### [Set problem]
Retype every entry word for word.

- - - - -

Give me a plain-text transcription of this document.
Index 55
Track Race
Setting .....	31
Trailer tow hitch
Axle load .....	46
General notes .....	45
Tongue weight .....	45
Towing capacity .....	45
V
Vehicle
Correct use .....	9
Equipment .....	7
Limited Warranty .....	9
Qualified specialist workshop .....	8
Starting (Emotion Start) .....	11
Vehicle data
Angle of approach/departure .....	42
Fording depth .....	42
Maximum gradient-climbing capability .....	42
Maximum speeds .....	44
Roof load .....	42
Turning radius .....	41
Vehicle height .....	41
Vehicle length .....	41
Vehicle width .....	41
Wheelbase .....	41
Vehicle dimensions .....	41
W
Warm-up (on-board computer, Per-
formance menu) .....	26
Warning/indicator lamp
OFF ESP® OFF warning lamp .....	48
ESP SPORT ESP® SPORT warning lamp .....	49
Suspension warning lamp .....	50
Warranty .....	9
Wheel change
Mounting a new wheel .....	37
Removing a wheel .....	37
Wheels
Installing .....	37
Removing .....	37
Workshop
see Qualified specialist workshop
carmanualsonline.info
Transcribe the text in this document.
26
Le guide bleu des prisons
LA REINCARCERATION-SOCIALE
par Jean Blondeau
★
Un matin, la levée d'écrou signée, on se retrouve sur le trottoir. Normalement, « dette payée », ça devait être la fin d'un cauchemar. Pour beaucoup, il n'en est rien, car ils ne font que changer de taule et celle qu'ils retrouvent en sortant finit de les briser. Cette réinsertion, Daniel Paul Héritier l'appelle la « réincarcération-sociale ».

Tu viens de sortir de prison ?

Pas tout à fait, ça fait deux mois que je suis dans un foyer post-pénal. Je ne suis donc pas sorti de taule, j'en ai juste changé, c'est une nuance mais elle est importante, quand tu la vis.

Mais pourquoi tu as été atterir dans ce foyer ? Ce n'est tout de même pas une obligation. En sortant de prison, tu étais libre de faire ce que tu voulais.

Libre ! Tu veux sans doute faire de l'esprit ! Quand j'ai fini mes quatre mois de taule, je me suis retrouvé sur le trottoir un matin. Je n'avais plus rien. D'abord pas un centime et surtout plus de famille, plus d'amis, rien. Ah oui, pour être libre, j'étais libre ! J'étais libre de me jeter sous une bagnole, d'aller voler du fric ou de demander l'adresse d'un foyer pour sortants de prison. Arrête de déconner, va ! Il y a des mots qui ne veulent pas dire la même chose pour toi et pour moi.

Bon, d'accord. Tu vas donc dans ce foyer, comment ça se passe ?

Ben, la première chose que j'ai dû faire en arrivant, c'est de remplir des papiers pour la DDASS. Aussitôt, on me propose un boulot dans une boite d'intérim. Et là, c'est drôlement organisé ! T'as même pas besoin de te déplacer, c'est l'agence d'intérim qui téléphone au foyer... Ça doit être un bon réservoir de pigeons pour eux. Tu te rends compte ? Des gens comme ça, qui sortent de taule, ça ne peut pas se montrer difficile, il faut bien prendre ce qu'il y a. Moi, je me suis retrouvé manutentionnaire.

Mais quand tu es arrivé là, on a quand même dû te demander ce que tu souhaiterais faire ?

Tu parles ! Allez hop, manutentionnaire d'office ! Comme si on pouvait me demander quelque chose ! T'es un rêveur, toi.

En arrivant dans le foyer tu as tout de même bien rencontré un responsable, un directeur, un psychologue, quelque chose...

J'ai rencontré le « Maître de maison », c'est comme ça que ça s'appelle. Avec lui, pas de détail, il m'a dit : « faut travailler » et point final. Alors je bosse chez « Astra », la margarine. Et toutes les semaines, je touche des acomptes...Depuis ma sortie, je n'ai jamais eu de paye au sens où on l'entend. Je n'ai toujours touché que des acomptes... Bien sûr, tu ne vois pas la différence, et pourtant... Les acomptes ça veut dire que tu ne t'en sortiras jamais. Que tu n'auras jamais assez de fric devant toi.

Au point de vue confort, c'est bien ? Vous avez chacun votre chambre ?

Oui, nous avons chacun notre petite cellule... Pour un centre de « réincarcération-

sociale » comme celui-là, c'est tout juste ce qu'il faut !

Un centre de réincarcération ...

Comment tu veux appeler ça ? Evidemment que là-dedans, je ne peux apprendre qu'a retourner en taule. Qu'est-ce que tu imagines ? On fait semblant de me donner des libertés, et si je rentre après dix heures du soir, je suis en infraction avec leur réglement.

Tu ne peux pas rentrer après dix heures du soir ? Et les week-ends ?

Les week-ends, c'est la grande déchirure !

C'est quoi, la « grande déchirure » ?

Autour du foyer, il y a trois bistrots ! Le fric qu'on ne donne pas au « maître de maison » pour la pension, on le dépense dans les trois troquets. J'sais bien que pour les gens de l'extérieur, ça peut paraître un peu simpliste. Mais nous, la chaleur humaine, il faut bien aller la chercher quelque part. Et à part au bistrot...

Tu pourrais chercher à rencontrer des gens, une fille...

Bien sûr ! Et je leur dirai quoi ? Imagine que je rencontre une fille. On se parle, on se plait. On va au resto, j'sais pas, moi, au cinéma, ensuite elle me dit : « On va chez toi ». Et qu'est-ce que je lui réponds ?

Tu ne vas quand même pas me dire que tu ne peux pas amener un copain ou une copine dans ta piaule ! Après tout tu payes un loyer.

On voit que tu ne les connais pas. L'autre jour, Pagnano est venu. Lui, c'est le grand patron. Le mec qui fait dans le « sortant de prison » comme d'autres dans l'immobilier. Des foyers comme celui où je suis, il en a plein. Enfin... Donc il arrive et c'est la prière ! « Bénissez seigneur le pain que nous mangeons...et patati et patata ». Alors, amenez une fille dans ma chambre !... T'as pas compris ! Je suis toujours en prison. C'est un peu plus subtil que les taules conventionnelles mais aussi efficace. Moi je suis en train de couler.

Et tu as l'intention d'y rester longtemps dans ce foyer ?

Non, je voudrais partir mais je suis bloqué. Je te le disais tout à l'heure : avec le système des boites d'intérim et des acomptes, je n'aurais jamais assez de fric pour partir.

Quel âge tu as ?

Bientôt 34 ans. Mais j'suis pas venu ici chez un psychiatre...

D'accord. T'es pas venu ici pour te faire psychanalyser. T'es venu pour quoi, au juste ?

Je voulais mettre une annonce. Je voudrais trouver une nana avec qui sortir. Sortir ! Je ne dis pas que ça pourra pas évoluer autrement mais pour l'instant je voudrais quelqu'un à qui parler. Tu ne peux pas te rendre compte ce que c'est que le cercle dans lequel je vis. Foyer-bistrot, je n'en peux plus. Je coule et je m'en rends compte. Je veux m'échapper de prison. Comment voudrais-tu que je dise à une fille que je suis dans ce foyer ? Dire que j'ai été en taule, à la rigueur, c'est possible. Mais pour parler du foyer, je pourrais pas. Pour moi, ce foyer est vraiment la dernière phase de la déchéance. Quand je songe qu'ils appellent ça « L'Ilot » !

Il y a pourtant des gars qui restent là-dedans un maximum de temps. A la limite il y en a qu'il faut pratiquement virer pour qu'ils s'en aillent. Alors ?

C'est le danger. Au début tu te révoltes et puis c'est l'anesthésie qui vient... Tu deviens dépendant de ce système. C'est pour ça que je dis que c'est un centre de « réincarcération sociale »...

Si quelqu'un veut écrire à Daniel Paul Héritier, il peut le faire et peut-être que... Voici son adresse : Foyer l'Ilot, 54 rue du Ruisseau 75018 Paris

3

- - - - -

### [Output for this exercise]
Give me a plain-text transcription of this document.
Index 55
Track Race
Setting .....	31
Trailer tow hitch
Axle load .....	46
General notes .....	45
Tongue weight .....	45
Towing capacity .....	45
V
Vehicle
Correct use .....	9
Equipment .....	7
Limited Warranty .....	9
Qualified specialist workshop .....	8
Starting (Emotion Start) .....	11
Vehicle data
Angle of approach/departure .....	42
Fording depth .....	42
Maximum gradient-climbing capability .....	42
Maximum speeds .....	44
Roof load .....	42
Turning radius .....	41
Vehicle height .....	41
Vehicle length .....	41
Vehicle width .....	41
Wheelbase .....	41
Vehicle dimensions .....	41
W
Warm-up (on-board computer, Per-
formance menu) .....	26
Warning/indicator lamp
OFF ESP® OFF warning lamp .....	48
ESP SPORT ESP® SPORT warning lamp .....	49
Suspension warning lamp .....	50
Warranty .....	9
Wheel change
Mounting a new wheel .....	37
Removing a wheel .....	37
Wheels
Installing .....	37
Removing .....	37
Workshop
see Qualified specialist workshop
carmanualsonline.info
Transcribe the text in this document.
26
Le guide bleu des prisons
LA REINCARCERATION-SOCIALE
par Jean Blondeau
★
Un matin, la levée d'écrou signée, on se retrouve sur le trottoir. Normalement, « dette payée », ça devait être la fin d'un cauchemar. Pour beaucoup, il n'en est rien, car ils ne font que changer de taule et celle qu'ils retrouvent en sortant finit de les briser. Cette réinsertion, Daniel Paul Héritier l'appelle la « réincarcération-sociale ».

Tu viens de sortir de prison ?

Pas tout à fait, ça fait deux mois que je suis dans un foyer post-pénal. Je ne suis donc pas sorti de taule, j'en ai juste changé, c'est une nuance mais elle est importante, quand tu la vis.

Mais pourquoi tu as été atterir dans ce foyer ? Ce n'est tout de même pas une obligation. En sortant de prison, tu étais libre de faire ce que tu voulais.

Libre ! Tu veux sans doute faire de l'esprit ! Quand j'ai fini mes quatre mois de taule, je me suis retrouvé sur le trottoir un matin. Je n'avais plus rien. D'abord pas un centime et surtout plus de famille, plus d'amis, rien. Ah oui, pour être libre, j'étais libre ! J'étais libre de me jeter sous une bagnole, d'aller voler du fric ou de demander l'adresse d'un foyer pour sortants de prison. Arrête de déconner, va ! Il y a des mots qui ne veulent pas dire la même chose pour toi et pour moi.

Bon, d'accord. Tu vas donc dans ce foyer, comment ça se passe ?

Ben, la première chose que j'ai dû faire en arrivant, c'est de remplir des papiers pour la DDASS. Aussitôt, on me propose un boulot dans une boite d'intérim. Et là, c'est drôlement organisé ! T'as même pas besoin de te déplacer, c'est l'agence d'intérim qui téléphone au foyer... Ça doit être un bon réservoir de pigeons pour eux. Tu te rends compte ? Des gens comme ça, qui sortent de taule, ça ne peut pas se montrer difficile, il faut bien prendre ce qu'il y a. Moi, je me suis retrouvé manutentionnaire.

Mais quand tu es arrivé là, on a quand même dû te demander ce que tu souhaiterais faire ?

Tu parles ! Allez hop, manutentionnaire d'office ! Comme si on pouvait me demander quelque chose ! T'es un rêveur, toi.

En arrivant dans le foyer tu as tout de même bien rencontré un responsable, un directeur, un psychologue, quelque chose...

J'ai rencontré le « Maître de maison », c'est comme ça que ça s'appelle. Avec lui, pas de détail, il m'a dit : « faut travailler » et point final. Alors je bosse chez « Astra », la margarine. Et toutes les semaines, je touche des acomptes...Depuis ma sortie, je n'ai jamais eu de paye au sens où on l'entend. Je n'ai toujours touché que des acomptes... Bien sûr, tu ne vois pas la différence, et pourtant... Les acomptes ça veut dire que tu ne t'en sortiras jamais. Que tu n'auras jamais assez de fric devant toi.

Au point de vue confort, c'est bien ? Vous avez chacun votre chambre ?

Oui, nous avons chacun notre petite cellule... Pour un centre de « réincarcération-

sociale » comme celui-là, c'est tout juste ce qu'il faut !

Un centre de réincarcération ...

Comment tu veux appeler ça ? Evidemment que là-dedans, je ne peux apprendre qu'a retourner en taule. Qu'est-ce que tu imagines ? On fait semblant de me donner des libertés, et si je rentre après dix heures du soir, je suis en infraction avec leur réglement.

Tu ne peux pas rentrer après dix heures du soir ? Et les week-ends ?

Les week-ends, c'est la grande déchirure !

C'est quoi, la « grande déchirure » ?

Autour du foyer, il y a trois bistrots ! Le fric qu'on ne donne pas au « maître de maison » pour la pension, on le dépense dans les trois troquets. J'sais bien que pour les gens de l'extérieur, ça peut paraître un peu simpliste. Mais nous, la chaleur humaine, il faut bien aller la chercher quelque part. Et à part au bistrot...

Tu pourrais chercher à rencontrer des gens, une fille...

Bien sûr ! Et je leur dirai quoi ? Imagine que je rencontre une fille. On se parle, on se plait. On va au resto, j'sais pas, moi, au cinéma, ensuite elle me dit : « On va chez toi ». Et qu'est-ce que je lui réponds ?

Tu ne vas quand même pas me dire que tu ne peux pas amener un copain ou une copine dans ta piaule ! Après tout tu payes un loyer.

On voit que tu ne les connais pas. L'autre jour, Pagnano est venu. Lui, c'est le grand patron. Le mec qui fait dans le « sortant de prison » comme d'autres dans l'immobilier. Des foyers comme celui où je suis, il en a plein. Enfin... Donc il arrive et c'est la prière ! « Bénissez seigneur le pain que nous mangeons...et patati et patata ». Alors, amenez une fille dans ma chambre !... T'as pas compris ! Je suis toujours en prison. C'est un peu plus subtil que les taules conventionnelles mais aussi efficace. Moi je suis en train de couler.

Et tu as l'intention d'y rester longtemps dans ce foyer ?

Non, je voudrais partir mais je suis bloqué. Je te le disais tout à l'heure : avec le système des boites d'intérim et des acomptes, je n'aurais jamais assez de fric pour partir.

Quel âge tu as ?

Bientôt 34 ans. Mais j'suis pas venu ici chez un psychiatre...

D'accord. T'es pas venu ici pour te faire psychanalyser. T'es venu pour quoi, au juste ?

Je voulais mettre une annonce. Je voudrais trouver une nana avec qui sortir. Sortir ! Je ne dis pas que ça pourra pas évoluer autrement mais pour l'instant je voudrais quelqu'un à qui parler. Tu ne peux pas te rendre compte ce que c'est que le cercle dans lequel je vis. Foyer-bistrot, je n'en peux plus. Je coule et je m'en rends compte. Je veux m'échapper de prison. Comment voudrais-tu que je dise à une fille que je suis dans ce foyer ? Dire que j'ai été en taule, à la rigueur, c'est possible. Mais pour parler du foyer, je pourrais pas. Pour moi, ce foyer est vraiment la dernière phase de la déchéance. Quand je songe qu'ils appellent ça « L'Ilot » !

Il y a pourtant des gars qui restent là-dedans un maximum de temps. A la limite il y en a qu'il faut pratiquement virer pour qu'ils s'en aillent. Alors ?

C'est le danger. Au début tu te révoltes et puis c'est l'anesthésie qui vient... Tu deviens dépendant de ce système. C'est pour ça que je dis que c'est un centre de « réincarcération sociale »...

Si quelqu'un veut écrire à Daniel Paul Héritier, il peut le faire et peut-être que... Voici son adresse : Foyer l'Ilot, 54 rue du Ruisseau 75018 Paris

3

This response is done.